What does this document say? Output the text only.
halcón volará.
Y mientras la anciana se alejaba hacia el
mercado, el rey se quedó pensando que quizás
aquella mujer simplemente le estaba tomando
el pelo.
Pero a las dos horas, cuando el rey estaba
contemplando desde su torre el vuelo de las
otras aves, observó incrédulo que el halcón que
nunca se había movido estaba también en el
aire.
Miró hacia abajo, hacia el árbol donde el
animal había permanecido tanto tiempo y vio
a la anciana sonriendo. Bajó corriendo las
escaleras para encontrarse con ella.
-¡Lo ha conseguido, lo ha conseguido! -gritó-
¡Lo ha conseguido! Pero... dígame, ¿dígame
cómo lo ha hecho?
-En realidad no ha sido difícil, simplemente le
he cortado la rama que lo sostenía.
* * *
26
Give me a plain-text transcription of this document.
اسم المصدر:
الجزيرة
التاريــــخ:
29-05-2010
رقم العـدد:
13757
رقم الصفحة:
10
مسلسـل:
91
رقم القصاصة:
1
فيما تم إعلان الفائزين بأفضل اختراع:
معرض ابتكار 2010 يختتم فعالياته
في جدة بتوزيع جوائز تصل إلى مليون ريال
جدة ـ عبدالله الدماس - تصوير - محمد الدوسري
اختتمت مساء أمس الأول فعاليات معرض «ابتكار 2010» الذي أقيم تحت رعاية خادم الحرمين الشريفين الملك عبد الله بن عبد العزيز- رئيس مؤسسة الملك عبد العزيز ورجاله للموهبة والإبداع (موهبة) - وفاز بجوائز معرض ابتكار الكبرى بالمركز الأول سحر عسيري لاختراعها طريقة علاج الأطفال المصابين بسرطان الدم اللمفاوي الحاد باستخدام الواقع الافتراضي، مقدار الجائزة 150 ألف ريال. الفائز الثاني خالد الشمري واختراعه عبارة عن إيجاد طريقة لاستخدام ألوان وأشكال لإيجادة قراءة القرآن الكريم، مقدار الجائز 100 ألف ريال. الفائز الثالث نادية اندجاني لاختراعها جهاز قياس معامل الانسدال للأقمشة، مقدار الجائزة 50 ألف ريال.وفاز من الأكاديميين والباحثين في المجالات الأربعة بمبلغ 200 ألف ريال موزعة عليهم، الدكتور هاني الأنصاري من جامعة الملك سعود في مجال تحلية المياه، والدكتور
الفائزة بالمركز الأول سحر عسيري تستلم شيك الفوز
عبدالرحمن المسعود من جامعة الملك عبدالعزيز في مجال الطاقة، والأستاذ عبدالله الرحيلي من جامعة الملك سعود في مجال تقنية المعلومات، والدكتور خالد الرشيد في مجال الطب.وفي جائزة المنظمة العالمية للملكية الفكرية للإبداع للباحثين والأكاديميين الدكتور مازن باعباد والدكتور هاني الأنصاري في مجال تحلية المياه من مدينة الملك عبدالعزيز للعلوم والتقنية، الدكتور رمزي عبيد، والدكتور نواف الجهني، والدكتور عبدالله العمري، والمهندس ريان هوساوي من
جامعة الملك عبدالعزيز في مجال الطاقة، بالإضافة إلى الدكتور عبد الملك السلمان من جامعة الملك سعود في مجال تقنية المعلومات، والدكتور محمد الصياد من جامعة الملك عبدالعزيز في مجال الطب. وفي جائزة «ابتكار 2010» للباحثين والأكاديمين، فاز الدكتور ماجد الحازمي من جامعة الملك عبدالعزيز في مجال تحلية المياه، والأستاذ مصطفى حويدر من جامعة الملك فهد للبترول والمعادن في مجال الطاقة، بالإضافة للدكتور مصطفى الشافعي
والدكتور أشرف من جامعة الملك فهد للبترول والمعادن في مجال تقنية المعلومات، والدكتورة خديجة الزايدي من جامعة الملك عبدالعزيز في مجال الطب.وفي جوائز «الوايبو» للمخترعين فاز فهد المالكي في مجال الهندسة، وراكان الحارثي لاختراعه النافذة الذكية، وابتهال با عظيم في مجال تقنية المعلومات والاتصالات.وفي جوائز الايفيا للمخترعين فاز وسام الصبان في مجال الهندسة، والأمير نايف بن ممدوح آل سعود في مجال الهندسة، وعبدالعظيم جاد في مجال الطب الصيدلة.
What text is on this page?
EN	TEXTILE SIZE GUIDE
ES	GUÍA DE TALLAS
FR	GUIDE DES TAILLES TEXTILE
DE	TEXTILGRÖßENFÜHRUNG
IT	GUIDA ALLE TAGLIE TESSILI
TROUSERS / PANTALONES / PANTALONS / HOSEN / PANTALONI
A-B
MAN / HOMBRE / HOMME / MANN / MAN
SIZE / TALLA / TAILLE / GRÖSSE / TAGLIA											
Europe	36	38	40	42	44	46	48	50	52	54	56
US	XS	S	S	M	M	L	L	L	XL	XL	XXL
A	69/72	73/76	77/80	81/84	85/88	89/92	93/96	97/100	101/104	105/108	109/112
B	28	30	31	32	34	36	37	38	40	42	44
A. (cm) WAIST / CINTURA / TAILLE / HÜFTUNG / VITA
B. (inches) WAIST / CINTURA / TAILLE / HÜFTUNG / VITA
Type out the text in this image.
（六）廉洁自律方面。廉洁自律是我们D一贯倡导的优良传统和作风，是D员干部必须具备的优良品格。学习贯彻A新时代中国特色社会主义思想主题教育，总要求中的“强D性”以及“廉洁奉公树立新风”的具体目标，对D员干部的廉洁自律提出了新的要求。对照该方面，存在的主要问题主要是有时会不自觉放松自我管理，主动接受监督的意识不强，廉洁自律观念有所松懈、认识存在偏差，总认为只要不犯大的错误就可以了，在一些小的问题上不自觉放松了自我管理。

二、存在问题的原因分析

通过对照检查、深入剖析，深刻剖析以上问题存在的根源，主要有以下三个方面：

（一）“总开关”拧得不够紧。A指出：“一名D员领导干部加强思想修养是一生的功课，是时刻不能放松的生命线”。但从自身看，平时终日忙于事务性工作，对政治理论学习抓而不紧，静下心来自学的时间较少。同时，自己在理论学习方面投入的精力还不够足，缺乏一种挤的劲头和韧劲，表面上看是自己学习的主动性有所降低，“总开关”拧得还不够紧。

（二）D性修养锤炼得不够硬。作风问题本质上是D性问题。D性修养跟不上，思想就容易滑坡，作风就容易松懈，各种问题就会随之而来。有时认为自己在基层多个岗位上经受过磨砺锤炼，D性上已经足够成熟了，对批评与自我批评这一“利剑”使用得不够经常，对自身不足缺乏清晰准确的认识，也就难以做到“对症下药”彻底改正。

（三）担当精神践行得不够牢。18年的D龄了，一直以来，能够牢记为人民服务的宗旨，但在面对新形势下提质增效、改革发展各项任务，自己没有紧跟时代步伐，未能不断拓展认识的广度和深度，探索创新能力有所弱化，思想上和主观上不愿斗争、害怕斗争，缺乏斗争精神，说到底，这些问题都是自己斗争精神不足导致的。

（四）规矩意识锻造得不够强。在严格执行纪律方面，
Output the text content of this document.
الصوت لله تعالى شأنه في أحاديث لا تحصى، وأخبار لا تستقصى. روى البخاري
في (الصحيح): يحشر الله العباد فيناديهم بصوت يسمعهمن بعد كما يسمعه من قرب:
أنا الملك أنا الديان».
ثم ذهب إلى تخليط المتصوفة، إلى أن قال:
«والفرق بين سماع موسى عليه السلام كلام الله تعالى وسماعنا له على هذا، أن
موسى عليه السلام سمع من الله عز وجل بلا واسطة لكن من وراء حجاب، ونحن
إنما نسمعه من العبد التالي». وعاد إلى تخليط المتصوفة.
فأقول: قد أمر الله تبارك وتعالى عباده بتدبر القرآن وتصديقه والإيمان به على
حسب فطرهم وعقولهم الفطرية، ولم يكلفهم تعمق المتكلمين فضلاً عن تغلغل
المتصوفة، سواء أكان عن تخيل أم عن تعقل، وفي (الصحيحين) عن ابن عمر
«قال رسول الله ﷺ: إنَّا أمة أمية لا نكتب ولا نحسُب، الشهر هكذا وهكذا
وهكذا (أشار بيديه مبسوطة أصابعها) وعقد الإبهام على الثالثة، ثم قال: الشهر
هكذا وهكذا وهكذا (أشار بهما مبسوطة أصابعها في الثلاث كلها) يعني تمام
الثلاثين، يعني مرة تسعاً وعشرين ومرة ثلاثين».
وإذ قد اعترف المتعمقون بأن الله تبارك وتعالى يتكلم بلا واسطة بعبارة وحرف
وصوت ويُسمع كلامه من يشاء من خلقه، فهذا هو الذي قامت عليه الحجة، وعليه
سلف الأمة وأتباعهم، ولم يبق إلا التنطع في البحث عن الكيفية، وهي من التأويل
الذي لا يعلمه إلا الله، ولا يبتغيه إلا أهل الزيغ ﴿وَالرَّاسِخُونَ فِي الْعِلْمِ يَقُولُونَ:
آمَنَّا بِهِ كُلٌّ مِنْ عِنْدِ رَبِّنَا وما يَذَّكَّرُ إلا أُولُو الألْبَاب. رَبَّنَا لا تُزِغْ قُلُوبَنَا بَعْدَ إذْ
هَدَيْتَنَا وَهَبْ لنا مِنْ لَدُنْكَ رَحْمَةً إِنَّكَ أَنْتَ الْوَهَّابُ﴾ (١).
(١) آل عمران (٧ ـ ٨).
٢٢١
----
▸ Exercise prompt:
List every line above that holds the word "Pero".

▸ Complete answer:
Pero a las dos horas, cuando el rey estaba
¡Lo ha conseguido! Pero... dígame, ¿dígame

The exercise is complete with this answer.